Page excerpt below:

Russia entered World War I in July 1914. Germany, France, Great Britain and Tsarist Russia had been preparing for war for a long time. Military spending was enormous and financially catastrophic for the Russian government.

Between the beginning of the war and Bolsheviks’ accession to power, the debt soared to £3,385 million, about 3.5 times what it had been. Furthermore, the First World War caused 3,300,000 deaths in Russia between 1914 and February 1917: 1,800,000 soldiers and 1,500,000 civilians. Thus, the burden of the war finally caused a complete collapse of the economy and a change in the political system.

=== The Russian revolutions ===
On February 17, 1917, the Tsar Nicholas II, the last Emperor of Russia, was forced to sign his abdication and the end of the Russian Imperial Government and of the Romanov dynasty. The new provisional government decided to continue the war, which meant more military spending. To increase budget revenues, a state monopoly was introduced on the sales of sugar, tea, matches, tobacco, and other consumer products. However debasing the currency by printing new money remained the main source of funds to cover the budget deficit. This was a period of hyperinflation.

Bolshevik revolutionaries overthrew the government on October 24, 1917, subsequently creating the Soviet government. The amounts of payments in default were enormous. Russian debt to Great Britain alone at the end of World War I was estimated at between 538 and 568 million pounds. The amount of debt to France was estimated at 3,573 million francs and Russian foreign debt to Japan equaled 147 million dollars.

End of Page excerpt.
Listed records below:

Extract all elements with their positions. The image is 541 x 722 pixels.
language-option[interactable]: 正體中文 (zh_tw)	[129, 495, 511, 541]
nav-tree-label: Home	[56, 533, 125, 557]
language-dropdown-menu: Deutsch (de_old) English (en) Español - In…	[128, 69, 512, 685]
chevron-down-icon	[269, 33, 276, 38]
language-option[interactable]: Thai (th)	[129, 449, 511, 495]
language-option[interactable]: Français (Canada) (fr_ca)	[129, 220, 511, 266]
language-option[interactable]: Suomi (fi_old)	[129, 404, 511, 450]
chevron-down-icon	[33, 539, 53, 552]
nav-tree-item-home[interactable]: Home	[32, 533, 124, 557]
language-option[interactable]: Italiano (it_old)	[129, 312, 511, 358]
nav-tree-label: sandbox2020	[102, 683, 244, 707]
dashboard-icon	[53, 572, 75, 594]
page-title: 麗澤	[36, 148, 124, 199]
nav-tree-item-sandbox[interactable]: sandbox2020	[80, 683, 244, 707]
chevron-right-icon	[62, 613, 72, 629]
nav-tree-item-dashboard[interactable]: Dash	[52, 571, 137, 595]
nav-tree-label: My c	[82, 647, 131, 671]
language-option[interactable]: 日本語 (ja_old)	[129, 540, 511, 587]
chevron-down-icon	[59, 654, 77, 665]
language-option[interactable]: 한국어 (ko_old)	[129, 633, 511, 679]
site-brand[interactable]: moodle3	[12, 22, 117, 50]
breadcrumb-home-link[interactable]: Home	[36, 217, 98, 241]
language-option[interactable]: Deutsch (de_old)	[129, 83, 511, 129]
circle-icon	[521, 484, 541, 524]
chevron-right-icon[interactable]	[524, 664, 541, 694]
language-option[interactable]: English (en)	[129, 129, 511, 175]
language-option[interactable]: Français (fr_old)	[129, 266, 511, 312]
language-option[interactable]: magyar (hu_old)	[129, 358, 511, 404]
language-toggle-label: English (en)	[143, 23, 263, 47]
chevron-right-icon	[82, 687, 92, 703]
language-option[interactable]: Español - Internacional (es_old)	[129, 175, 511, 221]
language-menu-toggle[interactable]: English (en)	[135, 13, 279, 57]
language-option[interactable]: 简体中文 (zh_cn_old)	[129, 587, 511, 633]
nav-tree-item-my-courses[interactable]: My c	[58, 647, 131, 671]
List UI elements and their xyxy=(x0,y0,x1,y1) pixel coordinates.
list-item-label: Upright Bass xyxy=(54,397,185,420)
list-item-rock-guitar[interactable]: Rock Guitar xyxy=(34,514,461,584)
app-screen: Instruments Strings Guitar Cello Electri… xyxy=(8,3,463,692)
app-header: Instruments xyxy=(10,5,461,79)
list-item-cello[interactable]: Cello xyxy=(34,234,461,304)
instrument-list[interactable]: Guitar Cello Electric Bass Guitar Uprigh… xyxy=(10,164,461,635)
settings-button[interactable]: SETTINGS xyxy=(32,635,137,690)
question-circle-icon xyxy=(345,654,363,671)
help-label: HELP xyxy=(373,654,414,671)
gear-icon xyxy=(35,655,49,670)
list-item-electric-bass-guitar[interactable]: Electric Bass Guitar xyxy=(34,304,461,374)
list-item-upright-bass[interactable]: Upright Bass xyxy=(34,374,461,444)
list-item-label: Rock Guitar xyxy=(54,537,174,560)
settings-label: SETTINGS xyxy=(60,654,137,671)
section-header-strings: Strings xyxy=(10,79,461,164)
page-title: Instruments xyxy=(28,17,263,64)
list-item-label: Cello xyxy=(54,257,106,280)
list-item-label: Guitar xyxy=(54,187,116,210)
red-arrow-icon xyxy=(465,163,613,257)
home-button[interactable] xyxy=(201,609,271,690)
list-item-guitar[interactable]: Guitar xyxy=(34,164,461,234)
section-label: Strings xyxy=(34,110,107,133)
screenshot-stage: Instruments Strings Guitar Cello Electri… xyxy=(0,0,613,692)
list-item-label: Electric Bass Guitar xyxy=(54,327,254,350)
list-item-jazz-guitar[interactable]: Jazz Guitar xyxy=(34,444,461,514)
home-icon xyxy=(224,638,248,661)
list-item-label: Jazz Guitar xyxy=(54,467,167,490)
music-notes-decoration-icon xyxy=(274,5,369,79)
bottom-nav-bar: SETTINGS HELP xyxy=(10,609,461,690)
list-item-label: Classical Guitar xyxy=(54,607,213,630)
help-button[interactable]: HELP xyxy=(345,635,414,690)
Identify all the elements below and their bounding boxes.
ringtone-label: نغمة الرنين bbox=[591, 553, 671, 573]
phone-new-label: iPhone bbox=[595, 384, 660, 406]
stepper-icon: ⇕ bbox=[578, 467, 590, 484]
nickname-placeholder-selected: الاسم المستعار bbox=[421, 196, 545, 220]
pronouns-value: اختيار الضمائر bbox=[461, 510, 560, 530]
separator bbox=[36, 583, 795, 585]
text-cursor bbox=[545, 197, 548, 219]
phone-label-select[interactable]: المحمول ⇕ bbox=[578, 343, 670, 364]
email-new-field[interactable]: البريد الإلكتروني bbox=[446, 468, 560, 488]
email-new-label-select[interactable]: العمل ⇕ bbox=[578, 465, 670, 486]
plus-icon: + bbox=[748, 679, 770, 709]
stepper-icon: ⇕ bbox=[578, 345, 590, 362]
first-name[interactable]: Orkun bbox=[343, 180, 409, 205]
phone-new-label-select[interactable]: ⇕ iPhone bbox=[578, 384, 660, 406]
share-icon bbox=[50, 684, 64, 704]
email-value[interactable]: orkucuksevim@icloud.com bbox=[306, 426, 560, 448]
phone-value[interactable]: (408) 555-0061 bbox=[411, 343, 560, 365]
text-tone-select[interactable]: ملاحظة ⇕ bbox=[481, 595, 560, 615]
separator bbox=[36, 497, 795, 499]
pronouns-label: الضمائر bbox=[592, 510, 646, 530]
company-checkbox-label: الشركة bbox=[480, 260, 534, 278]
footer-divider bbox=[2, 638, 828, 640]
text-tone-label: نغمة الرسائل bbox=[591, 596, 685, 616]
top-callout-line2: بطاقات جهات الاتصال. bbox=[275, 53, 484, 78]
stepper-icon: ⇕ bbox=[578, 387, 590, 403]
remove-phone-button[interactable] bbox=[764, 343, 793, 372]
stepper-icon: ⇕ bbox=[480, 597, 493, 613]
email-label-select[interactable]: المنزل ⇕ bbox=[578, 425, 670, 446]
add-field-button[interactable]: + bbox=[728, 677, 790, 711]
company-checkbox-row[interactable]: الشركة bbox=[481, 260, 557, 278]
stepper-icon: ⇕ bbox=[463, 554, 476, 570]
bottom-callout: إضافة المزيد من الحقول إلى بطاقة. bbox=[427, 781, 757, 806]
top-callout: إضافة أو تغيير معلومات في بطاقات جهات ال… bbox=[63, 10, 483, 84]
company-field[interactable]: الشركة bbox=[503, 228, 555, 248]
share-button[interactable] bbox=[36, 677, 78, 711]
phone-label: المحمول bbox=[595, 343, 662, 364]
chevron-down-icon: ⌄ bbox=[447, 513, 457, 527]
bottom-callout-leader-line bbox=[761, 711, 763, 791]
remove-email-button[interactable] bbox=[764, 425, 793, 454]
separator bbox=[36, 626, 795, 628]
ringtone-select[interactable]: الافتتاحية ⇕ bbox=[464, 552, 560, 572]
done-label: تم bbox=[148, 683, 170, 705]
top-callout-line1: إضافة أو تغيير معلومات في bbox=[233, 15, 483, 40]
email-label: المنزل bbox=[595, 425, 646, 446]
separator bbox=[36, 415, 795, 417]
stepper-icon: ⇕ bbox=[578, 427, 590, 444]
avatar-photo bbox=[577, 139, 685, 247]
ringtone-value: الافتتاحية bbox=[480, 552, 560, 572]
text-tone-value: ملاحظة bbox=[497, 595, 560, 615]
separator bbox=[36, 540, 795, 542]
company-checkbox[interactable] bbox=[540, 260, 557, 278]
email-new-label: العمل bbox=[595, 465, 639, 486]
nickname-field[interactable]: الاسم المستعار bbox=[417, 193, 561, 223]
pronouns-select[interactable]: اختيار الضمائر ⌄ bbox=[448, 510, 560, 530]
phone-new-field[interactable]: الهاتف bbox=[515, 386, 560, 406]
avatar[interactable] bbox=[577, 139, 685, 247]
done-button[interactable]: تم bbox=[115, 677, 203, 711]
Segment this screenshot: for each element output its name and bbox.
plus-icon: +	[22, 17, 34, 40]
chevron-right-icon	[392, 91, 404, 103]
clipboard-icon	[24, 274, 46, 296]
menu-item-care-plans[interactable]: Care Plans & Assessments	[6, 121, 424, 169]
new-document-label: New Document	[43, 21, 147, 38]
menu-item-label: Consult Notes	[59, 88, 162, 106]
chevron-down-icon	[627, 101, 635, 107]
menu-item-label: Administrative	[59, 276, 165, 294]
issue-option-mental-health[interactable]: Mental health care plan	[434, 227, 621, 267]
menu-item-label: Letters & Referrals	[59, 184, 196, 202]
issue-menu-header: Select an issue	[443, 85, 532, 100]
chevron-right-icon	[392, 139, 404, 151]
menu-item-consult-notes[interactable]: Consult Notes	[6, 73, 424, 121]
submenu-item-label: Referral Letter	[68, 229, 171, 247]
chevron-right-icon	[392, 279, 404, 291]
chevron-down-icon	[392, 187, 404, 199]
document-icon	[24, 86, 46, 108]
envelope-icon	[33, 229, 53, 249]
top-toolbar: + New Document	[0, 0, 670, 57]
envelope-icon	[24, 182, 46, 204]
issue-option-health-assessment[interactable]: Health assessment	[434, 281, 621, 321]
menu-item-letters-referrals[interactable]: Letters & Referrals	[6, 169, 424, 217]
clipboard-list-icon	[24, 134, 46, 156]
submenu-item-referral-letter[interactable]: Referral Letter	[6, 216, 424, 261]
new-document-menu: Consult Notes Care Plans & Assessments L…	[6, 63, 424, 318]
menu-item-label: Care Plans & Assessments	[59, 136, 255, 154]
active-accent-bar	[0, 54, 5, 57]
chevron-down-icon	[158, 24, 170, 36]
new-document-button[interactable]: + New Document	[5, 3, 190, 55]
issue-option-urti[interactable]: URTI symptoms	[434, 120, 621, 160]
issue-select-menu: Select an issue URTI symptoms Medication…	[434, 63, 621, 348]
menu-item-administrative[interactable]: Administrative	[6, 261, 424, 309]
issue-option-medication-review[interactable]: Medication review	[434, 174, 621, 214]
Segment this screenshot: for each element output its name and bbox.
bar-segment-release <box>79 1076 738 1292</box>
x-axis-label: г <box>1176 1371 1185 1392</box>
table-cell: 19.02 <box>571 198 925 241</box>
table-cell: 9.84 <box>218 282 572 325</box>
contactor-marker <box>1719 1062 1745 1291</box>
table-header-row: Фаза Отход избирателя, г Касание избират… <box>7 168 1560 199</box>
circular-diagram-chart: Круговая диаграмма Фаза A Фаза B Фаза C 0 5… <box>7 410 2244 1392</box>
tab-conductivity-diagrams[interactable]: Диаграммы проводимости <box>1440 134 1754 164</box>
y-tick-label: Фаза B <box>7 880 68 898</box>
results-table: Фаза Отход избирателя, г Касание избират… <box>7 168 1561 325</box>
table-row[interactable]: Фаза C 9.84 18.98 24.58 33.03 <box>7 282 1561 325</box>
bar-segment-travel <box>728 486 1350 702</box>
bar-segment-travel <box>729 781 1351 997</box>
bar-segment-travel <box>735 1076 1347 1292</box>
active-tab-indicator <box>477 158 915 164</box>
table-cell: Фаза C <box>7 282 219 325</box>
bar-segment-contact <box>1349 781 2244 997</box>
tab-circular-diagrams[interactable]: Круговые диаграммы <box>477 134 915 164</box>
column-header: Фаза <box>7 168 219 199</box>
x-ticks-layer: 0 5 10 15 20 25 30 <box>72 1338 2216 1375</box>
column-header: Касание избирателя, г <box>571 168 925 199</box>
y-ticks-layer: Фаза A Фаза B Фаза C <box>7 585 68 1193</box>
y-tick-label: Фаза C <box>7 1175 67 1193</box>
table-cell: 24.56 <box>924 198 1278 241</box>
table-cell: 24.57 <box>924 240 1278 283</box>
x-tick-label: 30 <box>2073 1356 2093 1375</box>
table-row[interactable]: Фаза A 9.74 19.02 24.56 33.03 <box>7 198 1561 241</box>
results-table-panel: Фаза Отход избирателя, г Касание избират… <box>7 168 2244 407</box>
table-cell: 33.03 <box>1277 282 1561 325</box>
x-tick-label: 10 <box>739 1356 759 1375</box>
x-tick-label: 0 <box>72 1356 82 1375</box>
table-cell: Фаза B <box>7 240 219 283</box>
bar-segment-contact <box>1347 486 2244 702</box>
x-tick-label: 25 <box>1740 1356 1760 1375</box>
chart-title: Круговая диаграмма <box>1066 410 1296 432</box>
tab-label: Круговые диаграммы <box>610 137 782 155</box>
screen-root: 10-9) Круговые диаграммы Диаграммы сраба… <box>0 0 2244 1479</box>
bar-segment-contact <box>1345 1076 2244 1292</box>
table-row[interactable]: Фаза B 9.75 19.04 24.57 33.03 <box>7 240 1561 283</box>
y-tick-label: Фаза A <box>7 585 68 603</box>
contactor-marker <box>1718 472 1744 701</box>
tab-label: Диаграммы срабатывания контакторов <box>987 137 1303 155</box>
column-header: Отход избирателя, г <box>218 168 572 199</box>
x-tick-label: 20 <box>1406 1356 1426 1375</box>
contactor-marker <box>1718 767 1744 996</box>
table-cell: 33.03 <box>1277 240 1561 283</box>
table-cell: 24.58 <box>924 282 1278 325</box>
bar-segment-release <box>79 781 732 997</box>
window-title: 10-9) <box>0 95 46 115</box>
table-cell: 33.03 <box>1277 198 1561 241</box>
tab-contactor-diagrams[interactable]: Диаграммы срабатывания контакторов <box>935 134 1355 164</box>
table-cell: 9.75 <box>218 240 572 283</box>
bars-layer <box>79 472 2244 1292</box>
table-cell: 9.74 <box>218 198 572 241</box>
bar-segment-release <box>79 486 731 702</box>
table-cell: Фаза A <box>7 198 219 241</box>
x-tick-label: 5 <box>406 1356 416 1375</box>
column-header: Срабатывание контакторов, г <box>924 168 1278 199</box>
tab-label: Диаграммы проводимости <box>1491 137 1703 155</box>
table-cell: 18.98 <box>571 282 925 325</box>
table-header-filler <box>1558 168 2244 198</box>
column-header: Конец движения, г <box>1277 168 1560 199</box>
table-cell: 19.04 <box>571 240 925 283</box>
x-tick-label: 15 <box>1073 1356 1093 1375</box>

End of Listed records.

* **Task directions**:
Please state the amount of Russia's foreign debt to Japan, according to the text on Russia's war debt.

* **Response to this task**:
147 million dollars.